- Given exercise -
Take each line that has the word "नगरप" and return it.

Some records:
<<<<

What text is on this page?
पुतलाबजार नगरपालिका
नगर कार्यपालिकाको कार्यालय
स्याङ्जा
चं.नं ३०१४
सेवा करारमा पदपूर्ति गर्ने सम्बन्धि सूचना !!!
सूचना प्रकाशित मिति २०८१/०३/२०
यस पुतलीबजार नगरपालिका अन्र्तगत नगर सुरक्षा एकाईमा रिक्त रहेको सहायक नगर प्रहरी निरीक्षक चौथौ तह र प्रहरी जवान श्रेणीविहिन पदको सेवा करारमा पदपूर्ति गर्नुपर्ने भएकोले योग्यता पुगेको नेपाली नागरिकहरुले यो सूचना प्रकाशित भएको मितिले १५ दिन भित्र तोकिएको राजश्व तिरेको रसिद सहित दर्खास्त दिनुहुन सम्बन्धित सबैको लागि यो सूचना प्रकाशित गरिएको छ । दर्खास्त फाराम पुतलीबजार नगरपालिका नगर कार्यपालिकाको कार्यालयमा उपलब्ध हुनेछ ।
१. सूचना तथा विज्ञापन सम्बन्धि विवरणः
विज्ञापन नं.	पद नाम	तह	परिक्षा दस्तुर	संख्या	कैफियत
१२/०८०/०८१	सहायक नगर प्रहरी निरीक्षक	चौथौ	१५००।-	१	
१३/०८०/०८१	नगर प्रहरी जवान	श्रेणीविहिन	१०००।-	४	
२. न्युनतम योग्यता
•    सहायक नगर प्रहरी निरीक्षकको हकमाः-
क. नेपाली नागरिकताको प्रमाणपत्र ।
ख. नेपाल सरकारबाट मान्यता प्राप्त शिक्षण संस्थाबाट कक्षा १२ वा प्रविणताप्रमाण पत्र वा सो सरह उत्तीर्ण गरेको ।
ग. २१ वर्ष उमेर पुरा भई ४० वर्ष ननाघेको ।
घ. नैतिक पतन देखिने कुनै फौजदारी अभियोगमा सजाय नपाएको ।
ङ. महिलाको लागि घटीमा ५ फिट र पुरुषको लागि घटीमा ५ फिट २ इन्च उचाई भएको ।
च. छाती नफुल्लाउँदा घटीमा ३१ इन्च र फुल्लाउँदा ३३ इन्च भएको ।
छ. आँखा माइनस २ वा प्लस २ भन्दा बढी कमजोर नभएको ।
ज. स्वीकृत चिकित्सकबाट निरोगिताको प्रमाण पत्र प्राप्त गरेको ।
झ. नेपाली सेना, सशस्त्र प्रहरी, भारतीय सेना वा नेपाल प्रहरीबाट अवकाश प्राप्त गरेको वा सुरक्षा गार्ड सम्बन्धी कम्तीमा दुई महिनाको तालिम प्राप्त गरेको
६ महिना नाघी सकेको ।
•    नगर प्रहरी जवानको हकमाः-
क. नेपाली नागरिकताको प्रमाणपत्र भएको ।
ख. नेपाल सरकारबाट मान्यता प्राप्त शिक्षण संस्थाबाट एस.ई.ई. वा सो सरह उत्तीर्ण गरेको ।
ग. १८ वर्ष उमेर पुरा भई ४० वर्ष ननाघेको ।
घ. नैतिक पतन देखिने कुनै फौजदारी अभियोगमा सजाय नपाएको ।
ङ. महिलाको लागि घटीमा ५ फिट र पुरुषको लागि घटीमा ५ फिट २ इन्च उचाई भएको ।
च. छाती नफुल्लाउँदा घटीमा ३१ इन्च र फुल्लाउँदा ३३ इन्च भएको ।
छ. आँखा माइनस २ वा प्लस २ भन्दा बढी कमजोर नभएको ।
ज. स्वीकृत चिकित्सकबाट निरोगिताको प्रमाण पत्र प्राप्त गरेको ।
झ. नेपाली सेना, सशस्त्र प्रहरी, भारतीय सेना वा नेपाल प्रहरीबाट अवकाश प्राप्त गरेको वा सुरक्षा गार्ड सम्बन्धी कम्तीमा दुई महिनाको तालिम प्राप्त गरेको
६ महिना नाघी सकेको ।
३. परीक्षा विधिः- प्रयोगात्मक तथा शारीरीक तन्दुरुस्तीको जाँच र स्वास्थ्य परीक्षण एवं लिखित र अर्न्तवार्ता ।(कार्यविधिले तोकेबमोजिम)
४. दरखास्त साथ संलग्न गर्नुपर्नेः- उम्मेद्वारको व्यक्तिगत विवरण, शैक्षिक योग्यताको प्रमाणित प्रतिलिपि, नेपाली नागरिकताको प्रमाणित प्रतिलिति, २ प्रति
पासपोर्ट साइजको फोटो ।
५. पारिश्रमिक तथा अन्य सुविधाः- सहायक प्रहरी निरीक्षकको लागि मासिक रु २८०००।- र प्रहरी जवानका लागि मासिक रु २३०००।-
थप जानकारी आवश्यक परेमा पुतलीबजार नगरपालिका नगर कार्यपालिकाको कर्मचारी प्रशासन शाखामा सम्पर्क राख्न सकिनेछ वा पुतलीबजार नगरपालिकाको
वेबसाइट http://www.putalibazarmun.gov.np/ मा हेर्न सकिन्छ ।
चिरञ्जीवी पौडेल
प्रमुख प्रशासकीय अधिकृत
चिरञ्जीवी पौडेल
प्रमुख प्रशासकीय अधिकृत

>>>>

- Response for this exercise -
पुतलाबजार नगरपालिका
यस पुतलीबजार नगरपालिका अन्र्तगत नगर सुरक्षा एकाईमा रिक्त रहेको सहायक नगर प्रहरी निरीक्षक चौथौ तह र प्रहरी जवान श्रेणीविहिन पदको सेवा करारमा पदपूर्ति गर्नुपर्ने भएकोले योग्यता पुगेको नेपाली नागरिकहरुले यो सूचना प्रकाशित भएको मितिले १५ दिन भित्र तोकिएको राजश्व तिरेको रसिद सहित दर्खास्त दिनुहुन सम्बन्धित सबैको लागि यो सूचना प्रकाशित गरिएको छ । दर्खास्त फाराम पुतलीबजार नगरपालिका नगर कार्यपालिकाको कार्यालयमा उपलब्ध हुनेछ ।
थप जानकारी आवश्यक परेमा पुतलीबजार नगरपालिका नगर कार्यपालिकाको कर्मचारी प्रशासन शाखामा सम्पर्क राख्न सकिनेछ वा पुतलीबजार नगरपालिकाको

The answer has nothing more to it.